▶ **What this task involves**
Please set down all the lines beneath this one exactly, without the pictures.

▶ **Exercise input**
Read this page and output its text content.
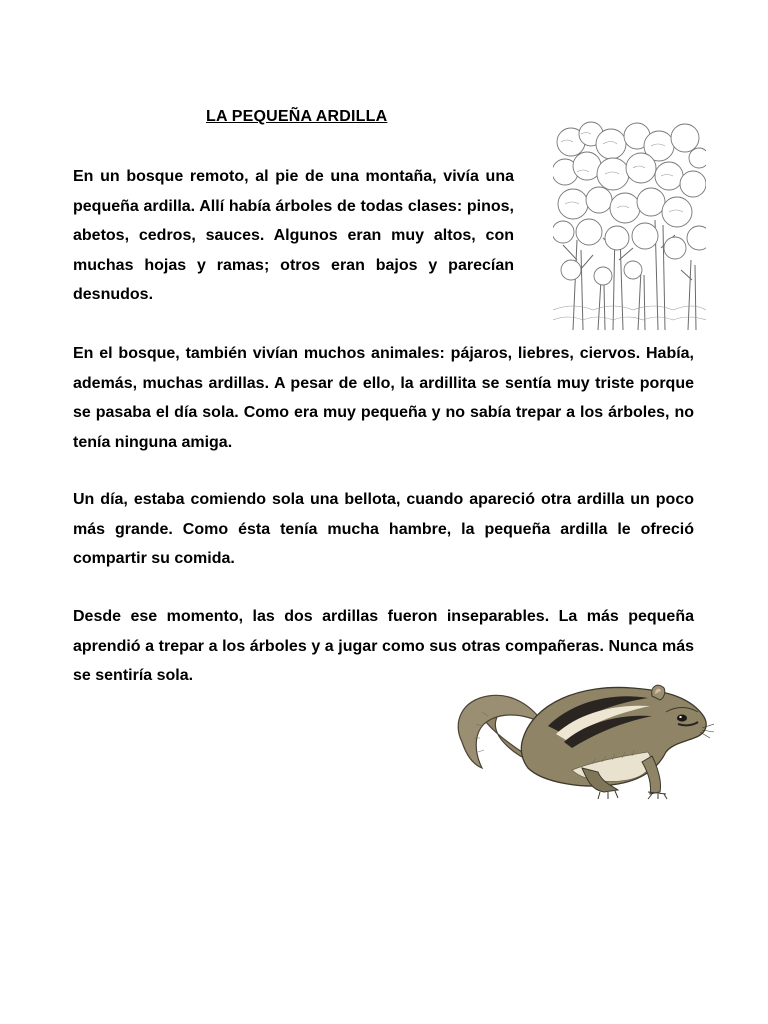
LA PEQUEÑA ARDILLA

En un bosque remoto, al pie de una montaña, vivía una pequeña ardilla. Allí había árboles de todas clases: pinos, abetos, cedros, sauces. Algunos eran muy altos, con muchas hojas y ramas; otros eran bajos y parecían desnudos.

En el bosque, también vivían muchos animales: pájaros, liebres, ciervos. Había, además, muchas ardillas. A pesar de ello, la ardillita se sentía muy triste porque se pasaba el día sola. Como era muy pequeña y no sabía trepar a los árboles, no tenía ninguna amiga.

Un día, estaba comiendo sola una bellota, cuando apareció otra ardilla un poco más grande. Como ésta tenía mucha hambre, la pequeña ardilla le ofreció compartir su comida.

Desde ese momento, las dos ardillas fueron inseparables. La más pequeña aprendió a trepar a los árboles y a jugar como sus otras compañeras. Nunca más se sentiría sola.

▶ **Exercise response**
Read this page and output its text content.
LA PEQUEÑA ARDILLA

En un bosque remoto, al pie de una montaña, vivía una pequeña ardilla. Allí había árboles de todas clases: pinos, abetos, cedros, sauces. Algunos eran muy altos, con muchas hojas y ramas; otros eran bajos y parecían desnudos.

En el bosque, también vivían muchos animales: pájaros, liebres, ciervos. Había, además, muchas ardillas. A pesar de ello, la ardillita se sentía muy triste porque se pasaba el día sola. Como era muy pequeña y no sabía trepar a los árboles, no tenía ninguna amiga.

Un día, estaba comiendo sola una bellota, cuando apareció otra ardilla un poco más grande. Como ésta tenía mucha hambre, la pequeña ardilla le ofreció compartir su comida.

Desde ese momento, las dos ardillas fueron inseparables. La más pequeña aprendió a trepar a los árboles y a jugar como sus otras compañeras. Nunca más se sentiría sola.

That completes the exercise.